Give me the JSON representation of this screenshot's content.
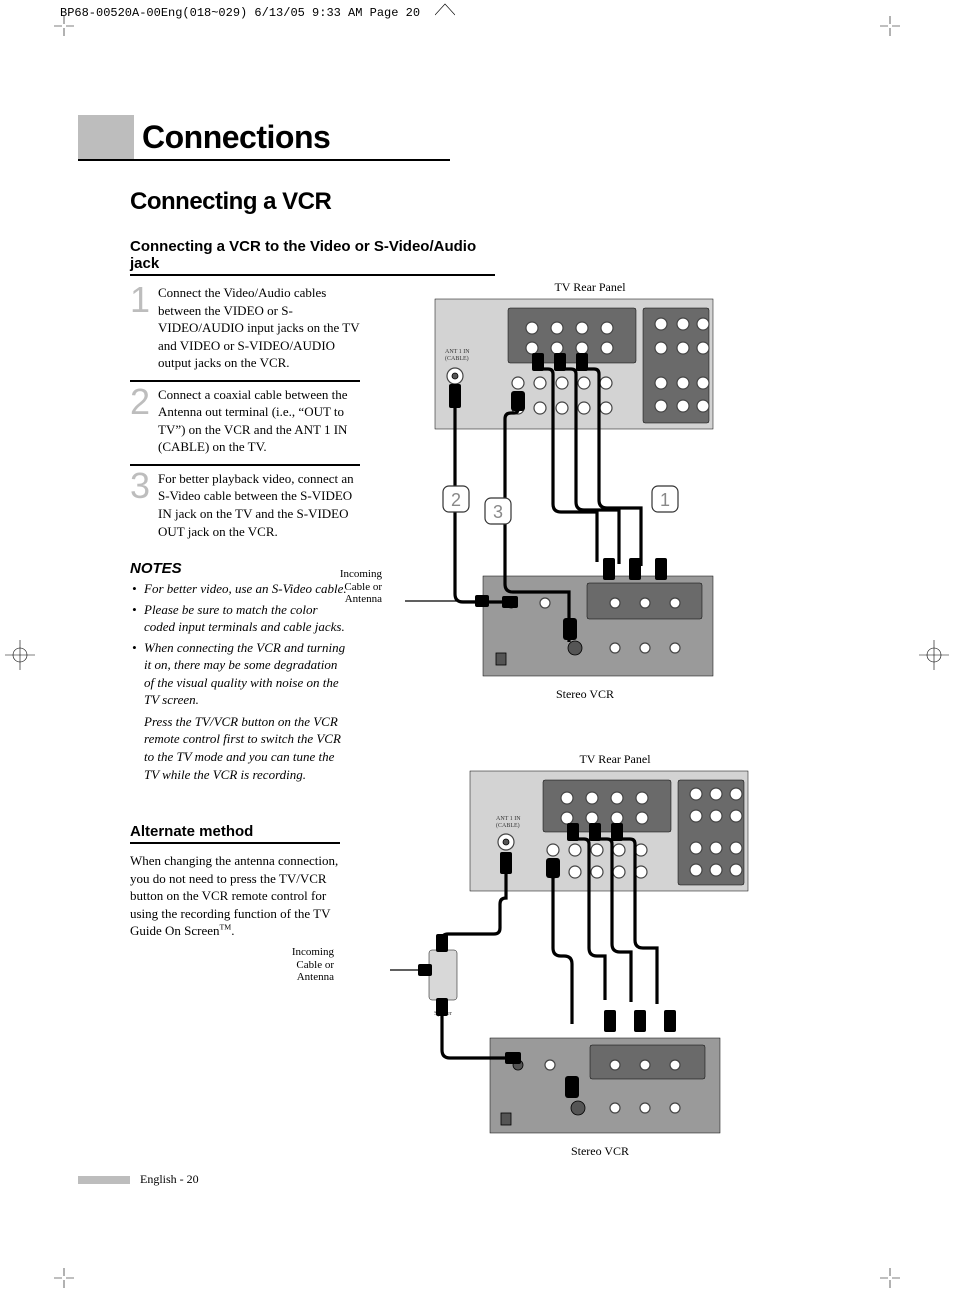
{
  "header": {
    "slug": "BP68-00520A-00Eng(018~029)  6/13/05  9:33 AM  Page 20"
  },
  "section_title": "Connections",
  "subsection_title": "Connecting a VCR",
  "subsub_title": "Connecting a VCR to the Video or S-Video/Audio jack",
  "steps": [
    {
      "n": "1",
      "text": "Connect the Video/Audio cables between the VIDEO or S-VIDEO/AUDIO input jacks on the TV and VIDEO or S-VIDEO/AUDIO output jacks on the VCR."
    },
    {
      "n": "2",
      "text": "Connect a coaxial cable between the Antenna out terminal (i.e., “OUT to TV”) on the VCR and the ANT 1 IN (CABLE) on the TV."
    },
    {
      "n": "3",
      "text": "For better playback video, connect an S-Video cable between the S-VIDEO IN jack on the TV and the S-VIDEO OUT jack on the VCR."
    }
  ],
  "notes_head": "NOTES",
  "notes": [
    {
      "text": "For better video, use an S-Video cable."
    },
    {
      "text": "Please be sure to match the color coded input terminals and cable jacks."
    },
    {
      "text": "When connecting the VCR and turning it on, there may be some degradation of the visual quality with noise on the TV screen.",
      "cont": "Press the TV/VCR button on the VCR remote control first to switch the VCR to the TV mode and you can tune the TV while the VCR is recording."
    }
  ],
  "alt_head": "Alternate method",
  "alt_body_pre": "When changing the antenna connection, you do not need to press the TV/VCR button on the VCR remote control for using the recording function of the TV Guide On Screen",
  "alt_body_post": ".",
  "fig_labels": {
    "tv_rear": "TV Rear Panel",
    "stereo_vcr": "Stereo VCR",
    "incoming": "Incoming Cable or Antenna",
    "ant_label": "ANT 1 IN (CABLE)",
    "splitter": "Splitter",
    "callout_1": "1",
    "callout_2": "2",
    "callout_3": "3"
  },
  "footer": {
    "lang": "English - 20"
  }
}
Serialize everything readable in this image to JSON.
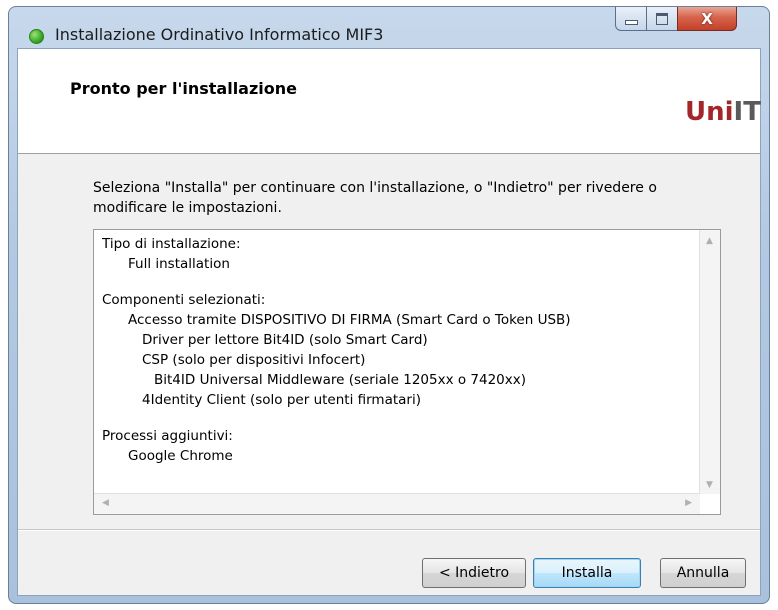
{
  "window": {
    "title": "Installazione Ordinativo Informatico MIF3",
    "close_symbol": "X"
  },
  "header": {
    "title": "Pronto per l'installazione",
    "logo_part1": "Uni",
    "logo_part2": "IT",
    "logo_colors": {
      "uni": "#a3262a",
      "it": "#5a5a5a"
    }
  },
  "intro": {
    "line1": "Seleziona \"Installa\" per continuare con l'installazione, o \"Indietro\" per rivedere o",
    "line2": "modificare le impostazioni."
  },
  "summary": {
    "install_type_label": "Tipo di installazione:",
    "install_type_value": "Full installation",
    "components_label": "Componenti selezionati:",
    "component_access": "Accesso tramite DISPOSITIVO DI FIRMA (Smart Card o Token USB)",
    "component_driver": "Driver per lettore Bit4ID (solo Smart Card)",
    "component_csp": "CSP (solo per dispositivi Infocert)",
    "component_middleware": "Bit4ID Universal Middleware (seriale 1205xx o 7420xx)",
    "component_4identity": "4Identity Client (solo per utenti firmatari)",
    "extra_label": "Processi aggiuntivi:",
    "extra_chrome": "Google Chrome"
  },
  "buttons": {
    "back": "< Indietro",
    "install": "Installa",
    "cancel": "Annulla"
  },
  "icons": {
    "app": "green-circle-icon",
    "minimize": "minimize-icon",
    "maximize": "maximize-icon",
    "close": "close-icon"
  }
}
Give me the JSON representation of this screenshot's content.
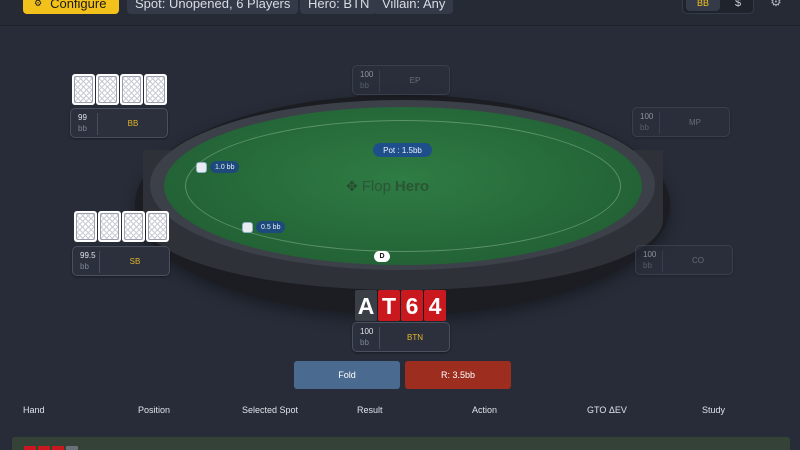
{
  "toolbar": {
    "configure_label": "Configure",
    "configure_icon": "sliders-icon",
    "chips": [
      "Spot: Unopened, 6 Players",
      "Hero: BTN",
      "Villain: Any"
    ],
    "unit_toggle": {
      "bb_label": "BB",
      "dollar_label": "$",
      "selected": "BB"
    },
    "settings_icon": "gear-icon"
  },
  "table": {
    "pot_label": "Pot : 1.5bb",
    "logo": {
      "part1": "Flop",
      "part2": "Hero"
    },
    "bets": [
      {
        "position": "BB",
        "label": "1.0 bb"
      },
      {
        "position": "SB",
        "label": "0.5 bb"
      }
    ],
    "dealer_button": "D"
  },
  "seats": {
    "ep": {
      "stack": "100",
      "unit": "bb",
      "position": "EP"
    },
    "mp": {
      "stack": "100",
      "unit": "bb",
      "position": "MP"
    },
    "co": {
      "stack": "100",
      "unit": "bb",
      "position": "CO"
    },
    "btn": {
      "stack": "100",
      "unit": "bb",
      "position": "BTN"
    },
    "sb": {
      "stack": "99.5",
      "unit": "bb",
      "position": "SB"
    },
    "bb": {
      "stack": "99",
      "unit": "bb",
      "position": "BB"
    }
  },
  "hero_hand": {
    "cards": [
      {
        "rank": "A",
        "suit": "spade"
      },
      {
        "rank": "T",
        "suit": "heart"
      },
      {
        "rank": "6",
        "suit": "heart"
      },
      {
        "rank": "4",
        "suit": "heart"
      }
    ]
  },
  "actions": {
    "fold_label": "Fold",
    "raise_label": "R: 3.5bb"
  },
  "history": {
    "columns": [
      "Hand",
      "Position",
      "Selected Spot",
      "Result",
      "Action",
      "GTO ΔEV",
      "Study"
    ]
  },
  "colors": {
    "accent": "#f3c11c",
    "felt": "#236336",
    "fold": "#4a6b8f",
    "raise": "#9c2d1f",
    "heart_card": "#c9191e"
  }
}
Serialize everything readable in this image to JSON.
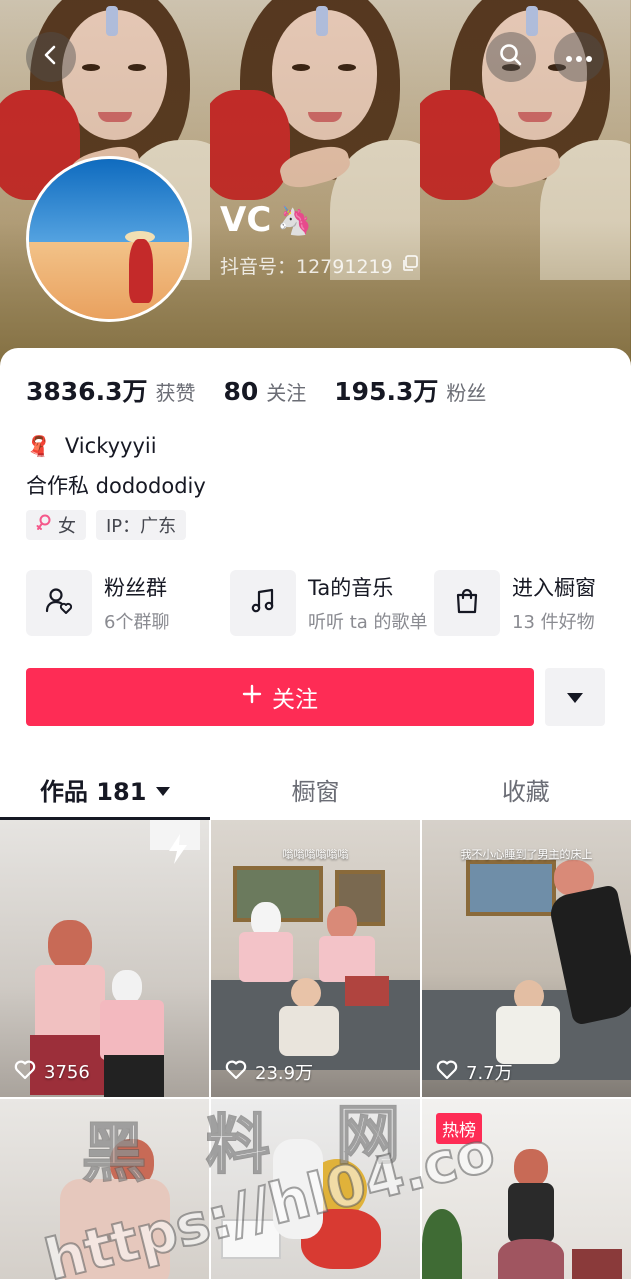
{
  "profile": {
    "name": "VC",
    "name_emoji": "🦄",
    "douyin_id_label": "抖音号：12791219"
  },
  "stats": [
    {
      "value": "3836.3万",
      "label": "获赞"
    },
    {
      "value": "80",
      "label": "关注"
    },
    {
      "value": "195.3万",
      "label": "粉丝"
    }
  ],
  "bio": {
    "line1_emoji": "🧣",
    "line1": "Vickyyyii",
    "line2": "合作私 dodododiy"
  },
  "tags": {
    "gender": "女",
    "ip": "IP：广东"
  },
  "features": [
    {
      "icon": "fan-group-icon",
      "title": "粉丝群",
      "subtitle": "6个群聊"
    },
    {
      "icon": "music-note-icon",
      "title": "Ta的音乐",
      "subtitle": "听听 ta 的歌单"
    },
    {
      "icon": "shopping-bag-icon",
      "title": "进入橱窗",
      "subtitle": "13 件好物"
    }
  ],
  "actions": {
    "follow_label": "关注"
  },
  "tabs": [
    {
      "label": "作品 181",
      "active": true
    },
    {
      "label": "橱窗",
      "active": false
    },
    {
      "label": "收藏",
      "active": false
    }
  ],
  "videos": [
    {
      "likes": "3756",
      "caption": "",
      "badge": ""
    },
    {
      "likes": "23.9万",
      "caption": "嗡嗡嗡嗡嗡嗡",
      "badge": ""
    },
    {
      "likes": "7.7万",
      "caption": "我不小心睡到了男主的床上",
      "badge": ""
    },
    {
      "likes": "",
      "caption": "",
      "badge": ""
    },
    {
      "likes": "",
      "caption": "",
      "badge": ""
    },
    {
      "likes": "",
      "caption": "",
      "badge": "热榜"
    }
  ],
  "watermark": {
    "chars": [
      "黑",
      "料",
      "网"
    ],
    "url": "https://hl04.co"
  },
  "colors": {
    "accent": "#fe2c55",
    "text": "#161823",
    "muted": "#6b6d75"
  }
}
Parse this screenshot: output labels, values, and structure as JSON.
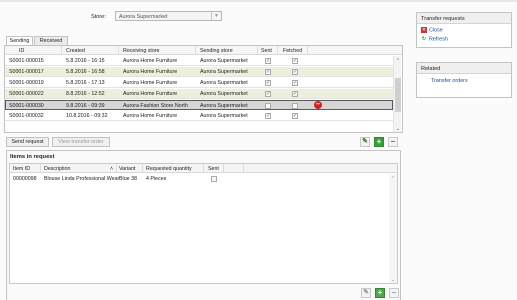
{
  "store": {
    "label": "Store:",
    "value": "Aurora Supermarket"
  },
  "tabs": [
    "Sending",
    "Received"
  ],
  "transfers": {
    "columns": [
      "ID",
      "Created",
      "Receiving store",
      "Sending store",
      "Sent",
      "Fetched"
    ],
    "rows": [
      {
        "id": "S0001-000015",
        "created": "5.8.2016 - 16:15",
        "receiving": "Aurora Home Furniture",
        "sending": "Aurora Supermarket",
        "sent": true,
        "fetched": true
      },
      {
        "id": "S0001-000017",
        "created": "5.8.2016 - 16:58",
        "receiving": "Aurora Home Furniture",
        "sending": "Aurora Supermarket",
        "sent": true,
        "fetched": true
      },
      {
        "id": "S0001-000019",
        "created": "5.8.2016 - 17:13",
        "receiving": "Aurora Home Furniture",
        "sending": "Aurora Supermarket",
        "sent": true,
        "fetched": true
      },
      {
        "id": "S0001-000022",
        "created": "8.8.2016 - 12:52",
        "receiving": "Aurora Home Furniture",
        "sending": "Aurora Supermarket",
        "sent": true,
        "fetched": true
      },
      {
        "id": "S0001-000030",
        "created": "9.8.2016 - 09:39",
        "receiving": "Aurora Fashion Store North",
        "sending": "Aurora Supermarket",
        "sent": false,
        "fetched": false
      },
      {
        "id": "S0001-000032",
        "created": "10.8.2016 - 09:32",
        "receiving": "Aurora Home Furniture",
        "sending": "Aurora Supermarket",
        "sent": true,
        "fetched": true
      }
    ]
  },
  "buttons": {
    "send_request": "Send request",
    "view_transfer_order": "View transfer order"
  },
  "items": {
    "title": "Items in request",
    "columns": [
      "Item ID",
      "Description",
      "Variant",
      "Requested quantity",
      "Sent"
    ],
    "rows": [
      {
        "item_id": "00000098",
        "description": "Blouse Linda Professional Wear",
        "variant": "Blue 38",
        "quantity": "4 Pieces",
        "sent": false
      }
    ]
  },
  "side": {
    "panel1_title": "Transfer requests",
    "close": "Close",
    "refresh": "Refresh",
    "panel2_title": "Related",
    "transfer_orders": "Transfer orders"
  },
  "icons": {
    "close": "close-icon",
    "refresh": "refresh-icon",
    "edit": "pencil-icon",
    "add": "plus-icon",
    "remove": "minus-icon"
  },
  "colors": {
    "row_highlight": "#eeeedc",
    "selected_row": "#d6d6d6",
    "link": "#1c4fa0",
    "add_green": "#3aa03a",
    "remove_red": "#d23232"
  }
}
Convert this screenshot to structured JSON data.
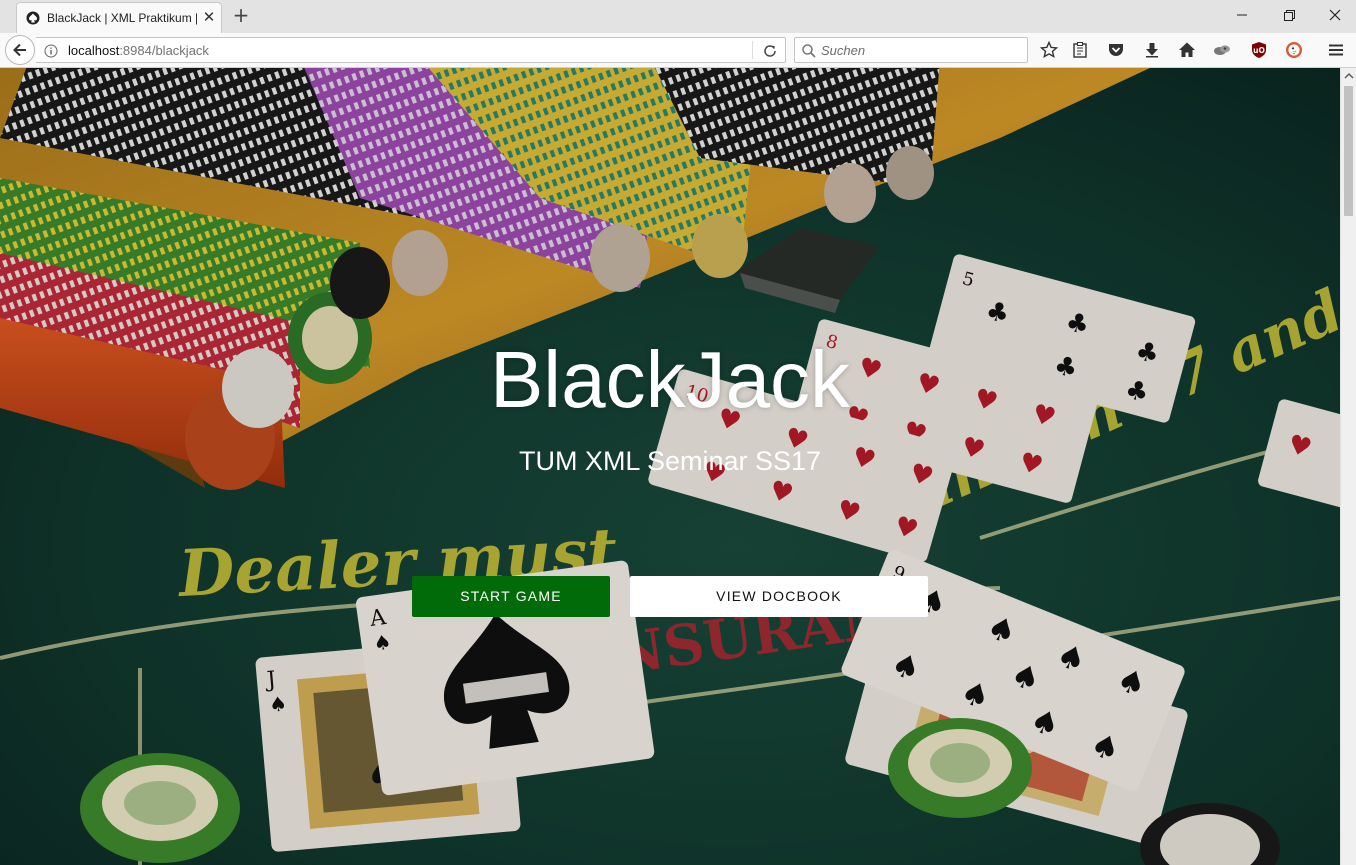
{
  "browser": {
    "tab": {
      "title": "BlackJack | XML Praktikum |",
      "favicon": "poker-suit-icon"
    },
    "address": {
      "host": "localhost",
      "path": ":8984/blackjack"
    },
    "search": {
      "placeholder": "Suchen"
    },
    "toolbar_icons": [
      "bookmark-star-icon",
      "reading-list-icon",
      "pocket-icon",
      "download-icon",
      "home-icon",
      "extension-icon",
      "ublock-icon",
      "duckduckgo-icon",
      "menu-icon"
    ]
  },
  "hero": {
    "title": "BlackJack",
    "subtitle": "TUM XML Seminar SS17",
    "start_label": "START GAME",
    "docbook_label": "VIEW DOCBOOK"
  },
  "colors": {
    "felt": "#10332b",
    "start_button": "#006b08",
    "table_text": "#c9c23a"
  }
}
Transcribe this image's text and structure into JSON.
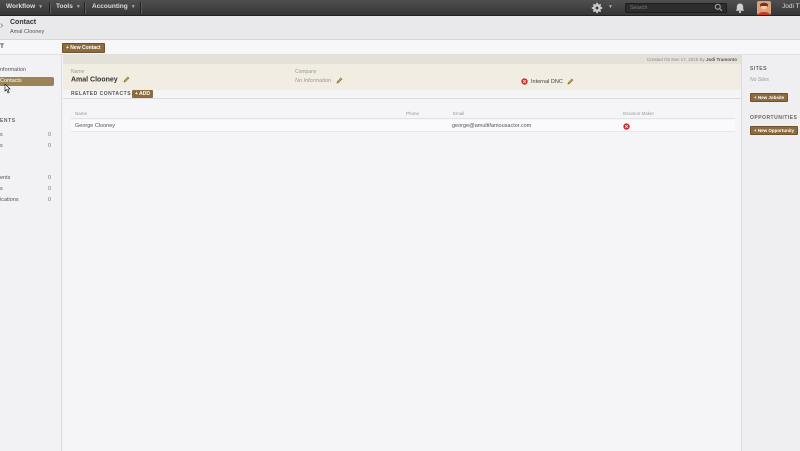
{
  "nav": {
    "menus": [
      "Workflow",
      "Tools",
      "Accounting"
    ],
    "search_placeholder": "Search",
    "user_name": "Jodi T"
  },
  "header": {
    "title": "Contact",
    "subtitle": "Amal Clooney"
  },
  "subbar": {
    "left_label": "T",
    "new_contact_label": "+ New Contact"
  },
  "sidebar": {
    "items": [
      {
        "label": "nformation",
        "active": false
      },
      {
        "label": "Contacts",
        "active": true
      }
    ],
    "section_label": "ENTS",
    "rows_a": [
      {
        "label": "s",
        "count": "0"
      },
      {
        "label": "s",
        "count": "0"
      }
    ],
    "rows_b": [
      {
        "label": "ents",
        "count": "0"
      },
      {
        "label": "s",
        "count": "0"
      },
      {
        "label": "ications",
        "count": "0"
      }
    ]
  },
  "main": {
    "created_text": "Created On Nov 17, 2016 By",
    "created_by": "Jodi Tramonto",
    "name_label": "Name",
    "name_value": "Amal Clooney",
    "company_label": "Company",
    "company_value": "No Information",
    "dnc_label": "Internal DNC",
    "related_title": "RELATED CONTACTS",
    "add_label": "+ ADD",
    "columns": [
      "Name",
      "Phone",
      "Email",
      "Decision Maker"
    ],
    "rows": [
      {
        "name": "George Clooney",
        "phone": "",
        "email": "george@amultifamousactor.com",
        "decision_maker": "no"
      }
    ]
  },
  "rsidebar": {
    "sites_title": "SITES",
    "sites_empty": "No Sites",
    "new_jobsite": "+ New Jobsite",
    "opps_title": "OPPORTUNITIES",
    "new_opp": "+ New Opportunity"
  },
  "colors": {
    "accent_brown": "#8c6b3f",
    "status_red": "#c9302c",
    "topbar": "#404040"
  }
}
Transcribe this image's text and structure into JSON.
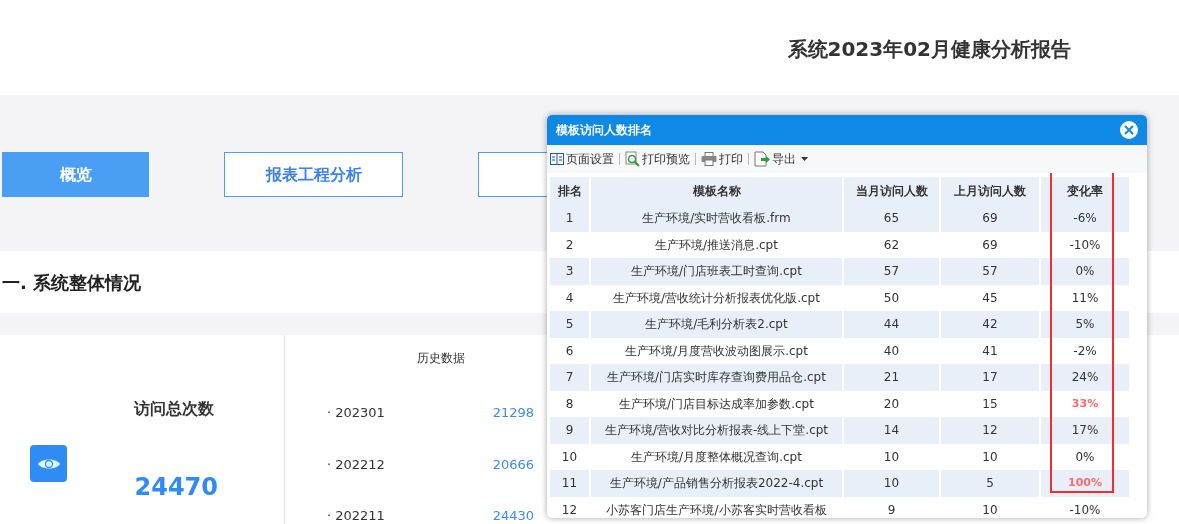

####################

▶ **WHAT IS NEEDED**: Going through the entries above, tally each line that has the word "false". Answer with the number only.

▶ **EXERCISE ANSWER**: 6